* Exercise brief *
Pull out each line of the data that includes the word "новый".

* Provided information *
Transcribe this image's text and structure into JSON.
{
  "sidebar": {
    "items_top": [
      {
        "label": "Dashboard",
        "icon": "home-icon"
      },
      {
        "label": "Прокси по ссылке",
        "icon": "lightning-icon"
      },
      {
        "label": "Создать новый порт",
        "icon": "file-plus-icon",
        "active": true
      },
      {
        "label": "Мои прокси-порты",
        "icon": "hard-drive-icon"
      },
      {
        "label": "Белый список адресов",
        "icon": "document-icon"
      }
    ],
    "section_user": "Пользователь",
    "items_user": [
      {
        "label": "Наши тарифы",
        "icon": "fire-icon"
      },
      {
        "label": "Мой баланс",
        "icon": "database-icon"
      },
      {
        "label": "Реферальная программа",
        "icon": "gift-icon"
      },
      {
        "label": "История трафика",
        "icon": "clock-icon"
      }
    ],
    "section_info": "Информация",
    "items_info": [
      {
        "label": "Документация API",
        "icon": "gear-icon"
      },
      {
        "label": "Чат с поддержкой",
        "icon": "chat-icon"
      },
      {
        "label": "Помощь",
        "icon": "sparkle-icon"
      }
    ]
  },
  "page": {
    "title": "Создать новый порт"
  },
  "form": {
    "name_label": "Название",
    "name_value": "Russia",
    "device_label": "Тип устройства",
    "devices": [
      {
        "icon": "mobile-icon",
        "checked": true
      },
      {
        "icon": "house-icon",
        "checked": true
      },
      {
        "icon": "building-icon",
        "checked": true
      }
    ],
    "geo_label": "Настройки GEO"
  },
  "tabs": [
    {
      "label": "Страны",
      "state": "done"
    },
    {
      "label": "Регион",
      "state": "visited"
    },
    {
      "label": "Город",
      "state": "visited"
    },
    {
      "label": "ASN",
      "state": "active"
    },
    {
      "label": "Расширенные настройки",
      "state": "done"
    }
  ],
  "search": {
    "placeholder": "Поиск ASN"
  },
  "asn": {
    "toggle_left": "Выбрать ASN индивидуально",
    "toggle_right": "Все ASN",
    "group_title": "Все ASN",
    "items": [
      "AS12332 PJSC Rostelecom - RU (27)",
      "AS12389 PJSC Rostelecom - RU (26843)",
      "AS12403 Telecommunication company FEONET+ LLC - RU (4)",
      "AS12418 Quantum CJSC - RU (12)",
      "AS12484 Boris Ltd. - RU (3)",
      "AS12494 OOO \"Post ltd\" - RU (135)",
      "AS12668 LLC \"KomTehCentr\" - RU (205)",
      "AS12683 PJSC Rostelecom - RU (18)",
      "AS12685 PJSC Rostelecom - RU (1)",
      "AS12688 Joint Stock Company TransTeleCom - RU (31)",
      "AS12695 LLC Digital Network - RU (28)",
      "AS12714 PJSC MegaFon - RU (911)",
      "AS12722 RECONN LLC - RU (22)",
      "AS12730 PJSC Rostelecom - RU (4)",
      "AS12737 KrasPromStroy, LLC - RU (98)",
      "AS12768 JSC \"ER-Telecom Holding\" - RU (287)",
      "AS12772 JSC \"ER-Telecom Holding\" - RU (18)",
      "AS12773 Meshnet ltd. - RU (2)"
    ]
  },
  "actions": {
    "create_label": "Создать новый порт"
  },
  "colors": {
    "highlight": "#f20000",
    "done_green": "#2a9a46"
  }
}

* Exercise response *
        "label": "Создать новый порт",
    "title": "Создать новый порт"
    "create_label": "Создать новый порт"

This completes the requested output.